## START

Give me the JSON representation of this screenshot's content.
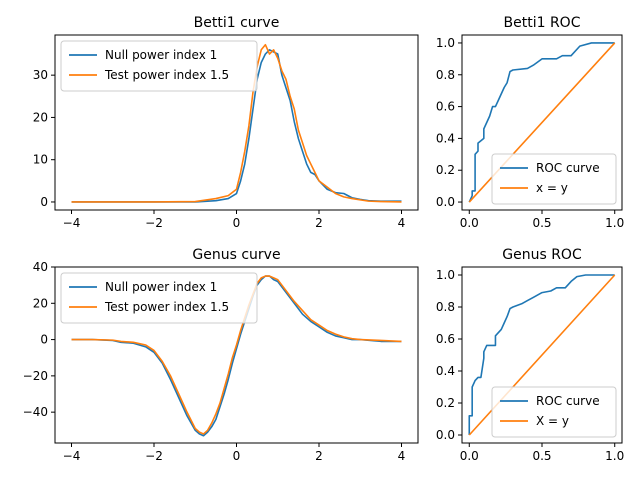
{
  "colors": {
    "blue": "#1f77b4",
    "orange": "#ff7f0e"
  },
  "chart_data": [
    {
      "type": "line",
      "title": "Betti1 curve",
      "xlim": [
        -4.4,
        4.4
      ],
      "ylim": [
        -1.9,
        39.5
      ],
      "xticks": [
        -4,
        -2,
        0,
        2,
        4
      ],
      "xtick_labels": [
        "−4",
        "−2",
        "0",
        "2",
        "4"
      ],
      "yticks": [
        0,
        10,
        20,
        30
      ],
      "ytick_labels": [
        "0",
        "10",
        "20",
        "30"
      ],
      "legend_position": "upper left",
      "grid": false,
      "series": [
        {
          "name": "Null power index 1",
          "color": "#1f77b4",
          "x": [
            -4,
            -3,
            -2,
            -1,
            -0.5,
            -0.2,
            0,
            0.1,
            0.2,
            0.3,
            0.4,
            0.5,
            0.6,
            0.7,
            0.8,
            0.9,
            1.0,
            1.1,
            1.2,
            1.3,
            1.4,
            1.5,
            1.6,
            1.7,
            1.8,
            1.9,
            2.0,
            2.2,
            2.4,
            2.6,
            2.8,
            3.0,
            3.2,
            3.5,
            4
          ],
          "y": [
            0,
            0,
            0,
            0,
            0.3,
            0.8,
            2,
            5,
            9,
            15,
            22,
            29,
            33,
            35,
            36,
            35.5,
            35,
            30,
            27,
            24,
            19,
            15,
            12,
            9,
            7,
            6.5,
            5,
            3,
            2.2,
            2,
            1,
            0.6,
            0.3,
            0.2,
            0.2
          ]
        },
        {
          "name": "Test power index 1.5",
          "color": "#ff7f0e",
          "x": [
            -4,
            -3,
            -2,
            -1,
            -0.5,
            -0.2,
            0,
            0.1,
            0.2,
            0.3,
            0.4,
            0.5,
            0.6,
            0.7,
            0.8,
            0.9,
            1.0,
            1.1,
            1.2,
            1.3,
            1.4,
            1.5,
            1.6,
            1.7,
            1.8,
            1.9,
            2.0,
            2.2,
            2.4,
            2.6,
            2.8,
            3.0,
            3.2,
            3.5,
            4
          ],
          "y": [
            0,
            0,
            0,
            0.1,
            0.8,
            1.5,
            3,
            7,
            12,
            18,
            26,
            32,
            36,
            37.2,
            35,
            36,
            34,
            31,
            29,
            25,
            22,
            17,
            14,
            11,
            9,
            7,
            5,
            3.5,
            2,
            1.2,
            0.8,
            0.5,
            0.2,
            0.1,
            0
          ]
        }
      ]
    },
    {
      "type": "line",
      "title": "Betti1 ROC",
      "xlim": [
        -0.05,
        1.05
      ],
      "ylim": [
        -0.05,
        1.05
      ],
      "xticks": [
        0,
        0.5,
        1
      ],
      "xtick_labels": [
        "0.0",
        "0.5",
        "1.0"
      ],
      "yticks": [
        0,
        0.2,
        0.4,
        0.6,
        0.8,
        1.0
      ],
      "ytick_labels": [
        "0.0",
        "0.2",
        "0.4",
        "0.6",
        "0.8",
        "1.0"
      ],
      "legend_position": "lower right",
      "grid": false,
      "series": [
        {
          "name": "ROC curve",
          "color": "#1f77b4",
          "x": [
            0,
            0.02,
            0.02,
            0.04,
            0.04,
            0.06,
            0.06,
            0.1,
            0.1,
            0.12,
            0.14,
            0.16,
            0.18,
            0.2,
            0.22,
            0.24,
            0.26,
            0.28,
            0.3,
            0.4,
            0.44,
            0.5,
            0.6,
            0.64,
            0.7,
            0.76,
            0.84,
            1.0
          ],
          "y": [
            0,
            0.04,
            0.07,
            0.07,
            0.3,
            0.32,
            0.37,
            0.4,
            0.46,
            0.5,
            0.54,
            0.6,
            0.6,
            0.64,
            0.68,
            0.72,
            0.75,
            0.82,
            0.83,
            0.84,
            0.86,
            0.9,
            0.9,
            0.92,
            0.92,
            0.98,
            1.0,
            1.0
          ]
        },
        {
          "name": "x = y",
          "color": "#ff7f0e",
          "x": [
            0,
            1
          ],
          "y": [
            0,
            1
          ]
        }
      ]
    },
    {
      "type": "line",
      "title": "Genus curve",
      "xlim": [
        -4.4,
        4.4
      ],
      "ylim": [
        -57,
        40
      ],
      "xticks": [
        -4,
        -2,
        0,
        2,
        4
      ],
      "xtick_labels": [
        "−4",
        "−2",
        "0",
        "2",
        "4"
      ],
      "yticks": [
        -40,
        -20,
        0,
        20,
        40
      ],
      "ytick_labels": [
        "−40",
        "−20",
        "0",
        "20",
        "40"
      ],
      "legend_position": "upper left",
      "grid": false,
      "series": [
        {
          "name": "Null power index 1",
          "color": "#1f77b4",
          "x": [
            -4,
            -3.5,
            -3,
            -2.8,
            -2.5,
            -2.2,
            -2,
            -1.8,
            -1.6,
            -1.4,
            -1.2,
            -1.0,
            -0.9,
            -0.8,
            -0.7,
            -0.6,
            -0.5,
            -0.4,
            -0.3,
            -0.2,
            -0.1,
            0,
            0.1,
            0.2,
            0.3,
            0.4,
            0.5,
            0.6,
            0.7,
            0.8,
            0.9,
            1.0,
            1.2,
            1.4,
            1.6,
            1.8,
            2.0,
            2.2,
            2.4,
            2.6,
            2.8,
            3.0,
            3.5,
            4
          ],
          "y": [
            0,
            0,
            -0.5,
            -1.5,
            -2,
            -4,
            -7,
            -13,
            -22,
            -32,
            -42,
            -50,
            -52,
            -53,
            -51,
            -48,
            -44,
            -37,
            -30,
            -22,
            -13,
            -5,
            3,
            10,
            17,
            24,
            30,
            33,
            35,
            35,
            33,
            32,
            26,
            20,
            14,
            10,
            7,
            4,
            2,
            1,
            0,
            0,
            -1,
            -1
          ]
        },
        {
          "name": "Test power index 1.5",
          "color": "#ff7f0e",
          "x": [
            -4,
            -3.5,
            -3,
            -2.8,
            -2.5,
            -2.2,
            -2,
            -1.8,
            -1.6,
            -1.4,
            -1.2,
            -1.0,
            -0.9,
            -0.8,
            -0.7,
            -0.6,
            -0.5,
            -0.4,
            -0.3,
            -0.2,
            -0.1,
            0,
            0.1,
            0.2,
            0.3,
            0.4,
            0.5,
            0.6,
            0.7,
            0.8,
            0.9,
            1.0,
            1.2,
            1.4,
            1.6,
            1.8,
            2.0,
            2.2,
            2.4,
            2.6,
            2.8,
            3.0,
            3.5,
            4
          ],
          "y": [
            0,
            0,
            -0.3,
            -1,
            -1.5,
            -3,
            -6,
            -12,
            -20,
            -30,
            -40,
            -49,
            -51,
            -52,
            -50,
            -46,
            -41,
            -35,
            -27,
            -19,
            -10,
            -3,
            5,
            12,
            19,
            25,
            31,
            34,
            35,
            35,
            34,
            33,
            27,
            21,
            16,
            11,
            8,
            5,
            3,
            1.5,
            0.5,
            0,
            -0.5,
            -1
          ]
        }
      ]
    },
    {
      "type": "line",
      "title": "Genus ROC",
      "xlim": [
        -0.05,
        1.05
      ],
      "ylim": [
        -0.05,
        1.05
      ],
      "xticks": [
        0,
        0.5,
        1
      ],
      "xtick_labels": [
        "0.0",
        "0.5",
        "1.0"
      ],
      "yticks": [
        0,
        0.2,
        0.4,
        0.6,
        0.8,
        1.0
      ],
      "ytick_labels": [
        "0.0",
        "0.2",
        "0.4",
        "0.6",
        "0.8",
        "1.0"
      ],
      "legend_position": "lower right",
      "grid": false,
      "series": [
        {
          "name": "ROC curve",
          "color": "#1f77b4",
          "x": [
            0,
            0,
            0.02,
            0.02,
            0.04,
            0.06,
            0.08,
            0.1,
            0.1,
            0.12,
            0.12,
            0.18,
            0.18,
            0.22,
            0.24,
            0.26,
            0.28,
            0.3,
            0.36,
            0.4,
            0.44,
            0.5,
            0.56,
            0.6,
            0.66,
            0.7,
            0.74,
            0.8,
            1.0
          ],
          "y": [
            0,
            0.12,
            0.12,
            0.3,
            0.34,
            0.36,
            0.36,
            0.48,
            0.52,
            0.56,
            0.56,
            0.56,
            0.62,
            0.66,
            0.7,
            0.74,
            0.79,
            0.8,
            0.82,
            0.84,
            0.86,
            0.89,
            0.9,
            0.92,
            0.92,
            0.96,
            0.99,
            1.0,
            1.0
          ]
        },
        {
          "name": "X = y",
          "color": "#ff7f0e",
          "x": [
            0,
            1
          ],
          "y": [
            0,
            1
          ]
        }
      ]
    }
  ]
}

## END

### STATED PROBLEM
From the entries, report each line that includes the word "title".

### THE REPLY
      "title": "Betti1 curve",
      "title": "Betti1 ROC",
      "title": "Genus curve",
      "title": "Genus ROC",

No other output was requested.